- _Material for this task_
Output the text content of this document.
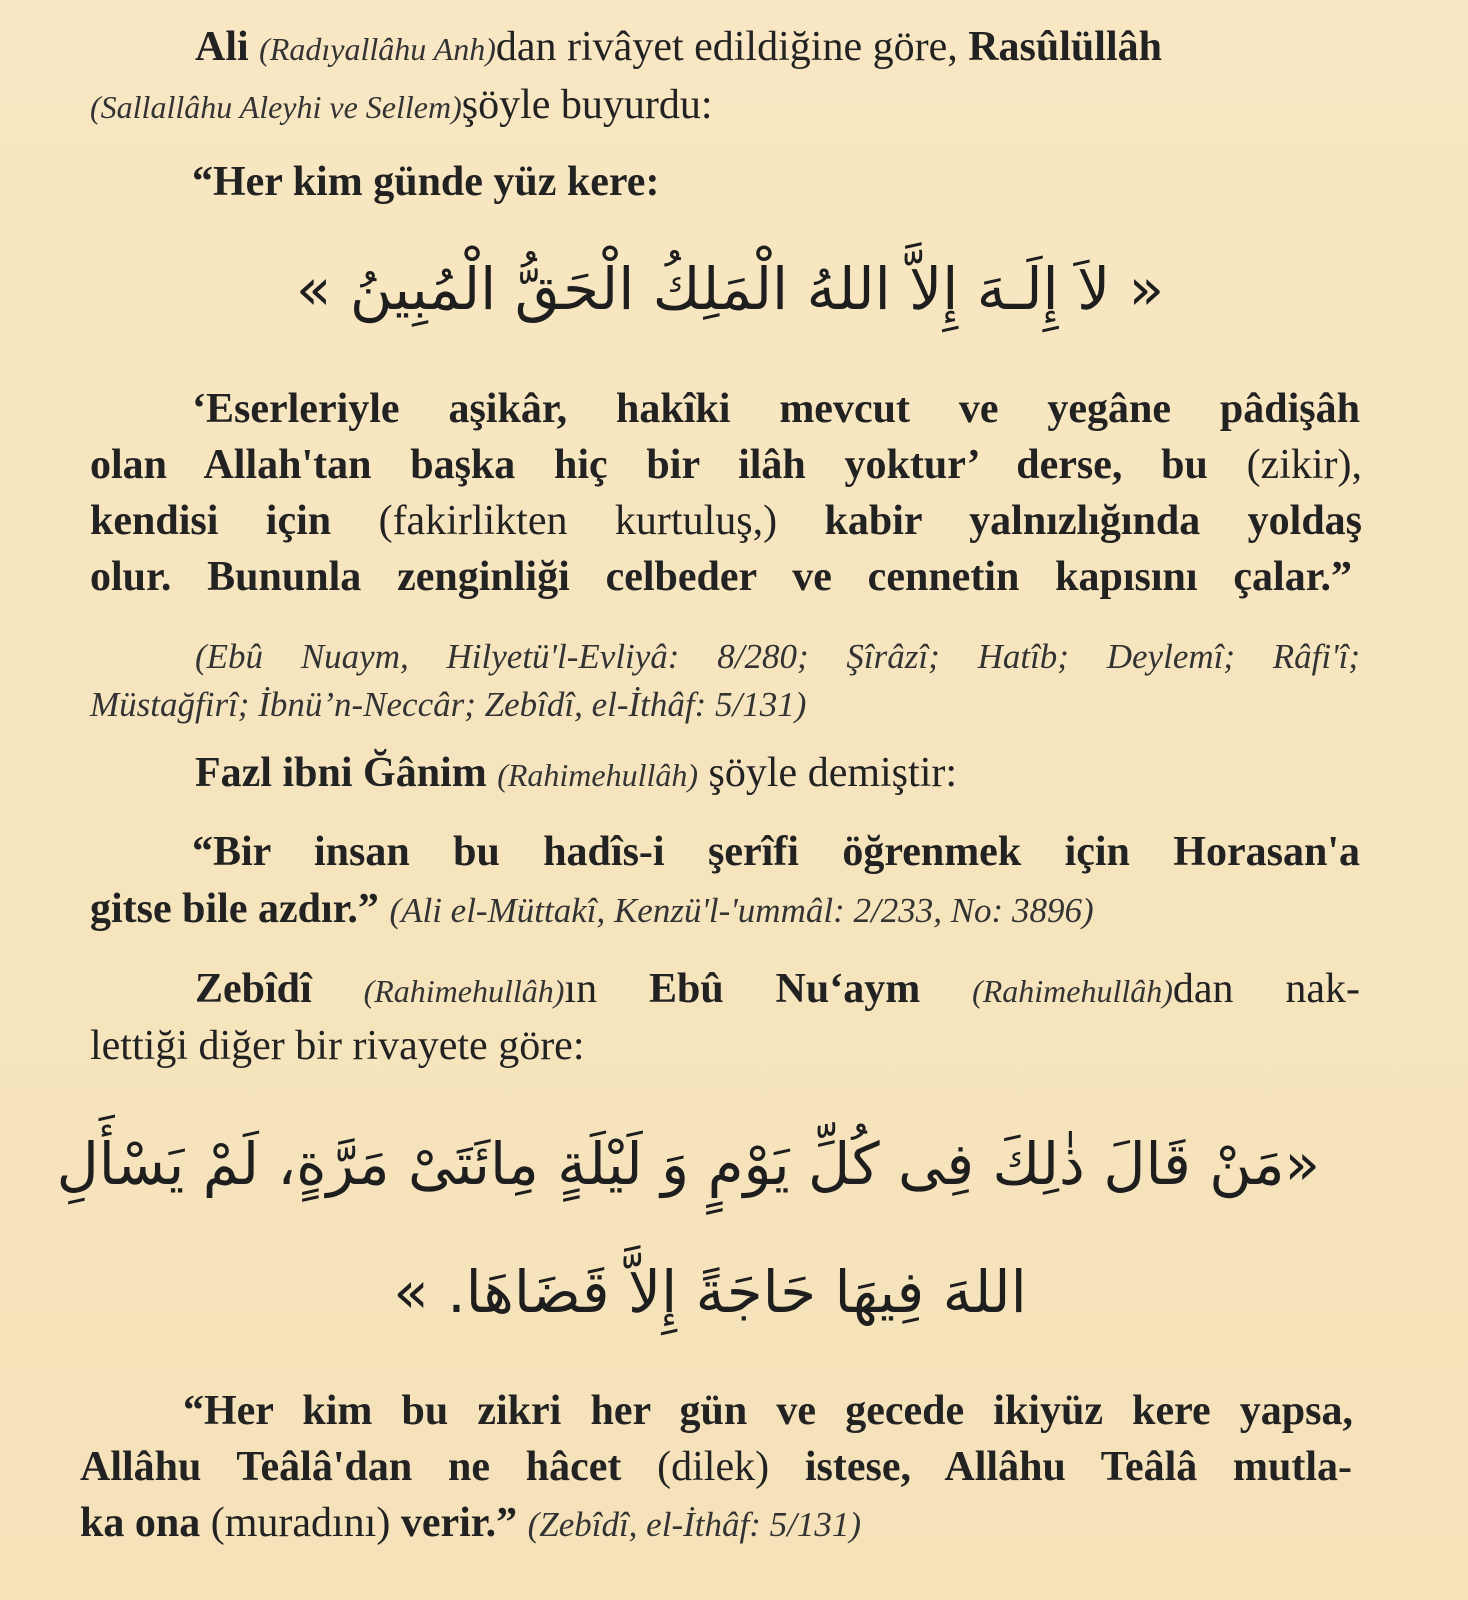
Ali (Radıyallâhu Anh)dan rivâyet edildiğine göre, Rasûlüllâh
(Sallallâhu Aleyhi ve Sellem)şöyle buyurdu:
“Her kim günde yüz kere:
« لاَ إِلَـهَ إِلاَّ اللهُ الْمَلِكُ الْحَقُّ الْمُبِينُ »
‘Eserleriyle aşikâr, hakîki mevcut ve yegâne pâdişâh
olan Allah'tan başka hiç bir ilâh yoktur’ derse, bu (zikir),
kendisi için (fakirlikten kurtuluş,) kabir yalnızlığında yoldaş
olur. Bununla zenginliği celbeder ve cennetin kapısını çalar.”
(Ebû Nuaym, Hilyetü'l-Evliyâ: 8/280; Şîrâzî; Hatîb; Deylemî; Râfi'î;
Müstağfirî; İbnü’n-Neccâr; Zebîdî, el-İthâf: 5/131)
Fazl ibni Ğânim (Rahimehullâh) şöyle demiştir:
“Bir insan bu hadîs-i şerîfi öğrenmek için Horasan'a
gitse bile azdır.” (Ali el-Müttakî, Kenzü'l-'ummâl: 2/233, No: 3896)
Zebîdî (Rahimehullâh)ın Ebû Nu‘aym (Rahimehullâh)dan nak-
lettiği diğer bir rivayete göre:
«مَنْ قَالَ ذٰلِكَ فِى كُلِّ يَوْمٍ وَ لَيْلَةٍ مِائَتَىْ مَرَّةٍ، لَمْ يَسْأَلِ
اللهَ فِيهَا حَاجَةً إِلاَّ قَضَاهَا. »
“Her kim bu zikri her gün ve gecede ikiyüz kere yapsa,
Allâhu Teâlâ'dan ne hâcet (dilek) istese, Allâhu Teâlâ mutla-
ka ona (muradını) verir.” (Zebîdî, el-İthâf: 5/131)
...
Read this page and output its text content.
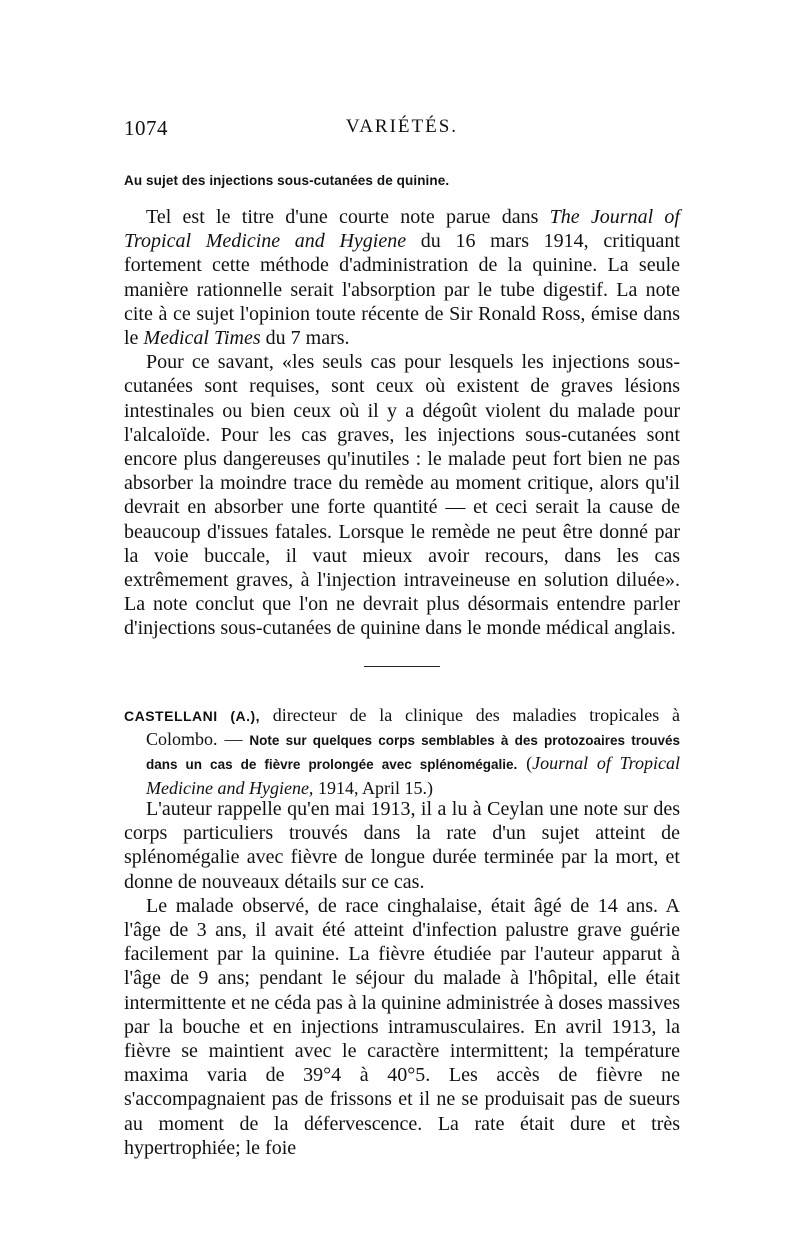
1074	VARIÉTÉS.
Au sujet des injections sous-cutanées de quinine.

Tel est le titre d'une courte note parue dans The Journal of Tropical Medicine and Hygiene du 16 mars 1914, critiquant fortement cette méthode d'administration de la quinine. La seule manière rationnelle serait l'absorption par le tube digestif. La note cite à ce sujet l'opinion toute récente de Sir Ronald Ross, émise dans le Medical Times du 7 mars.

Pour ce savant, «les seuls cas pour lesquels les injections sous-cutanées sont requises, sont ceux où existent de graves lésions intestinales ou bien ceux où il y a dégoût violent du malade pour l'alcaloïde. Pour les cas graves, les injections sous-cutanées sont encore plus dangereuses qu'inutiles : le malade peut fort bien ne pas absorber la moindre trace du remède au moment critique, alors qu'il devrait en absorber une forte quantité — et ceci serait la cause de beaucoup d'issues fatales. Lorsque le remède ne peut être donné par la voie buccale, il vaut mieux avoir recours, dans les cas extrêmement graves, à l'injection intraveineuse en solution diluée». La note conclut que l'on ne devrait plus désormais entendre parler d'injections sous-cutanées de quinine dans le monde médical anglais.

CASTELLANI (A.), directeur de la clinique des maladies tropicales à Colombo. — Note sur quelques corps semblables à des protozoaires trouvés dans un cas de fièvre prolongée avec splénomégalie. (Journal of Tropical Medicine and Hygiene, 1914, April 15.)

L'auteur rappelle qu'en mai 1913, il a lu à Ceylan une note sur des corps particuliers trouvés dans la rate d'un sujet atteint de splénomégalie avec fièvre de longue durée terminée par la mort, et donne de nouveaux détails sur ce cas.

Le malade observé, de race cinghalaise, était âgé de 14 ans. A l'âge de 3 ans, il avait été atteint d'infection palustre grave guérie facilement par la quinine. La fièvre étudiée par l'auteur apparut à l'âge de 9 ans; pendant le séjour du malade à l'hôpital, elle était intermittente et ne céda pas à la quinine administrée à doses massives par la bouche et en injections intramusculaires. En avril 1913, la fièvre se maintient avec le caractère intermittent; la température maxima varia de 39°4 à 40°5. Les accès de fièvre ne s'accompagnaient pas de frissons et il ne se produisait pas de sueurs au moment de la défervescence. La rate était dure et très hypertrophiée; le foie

- _Description of the task_
Go through the data above and find the lines with the word "text". Copy each of those lines.

- _Result_
Output the text content of this document.
Read this page and output its text content.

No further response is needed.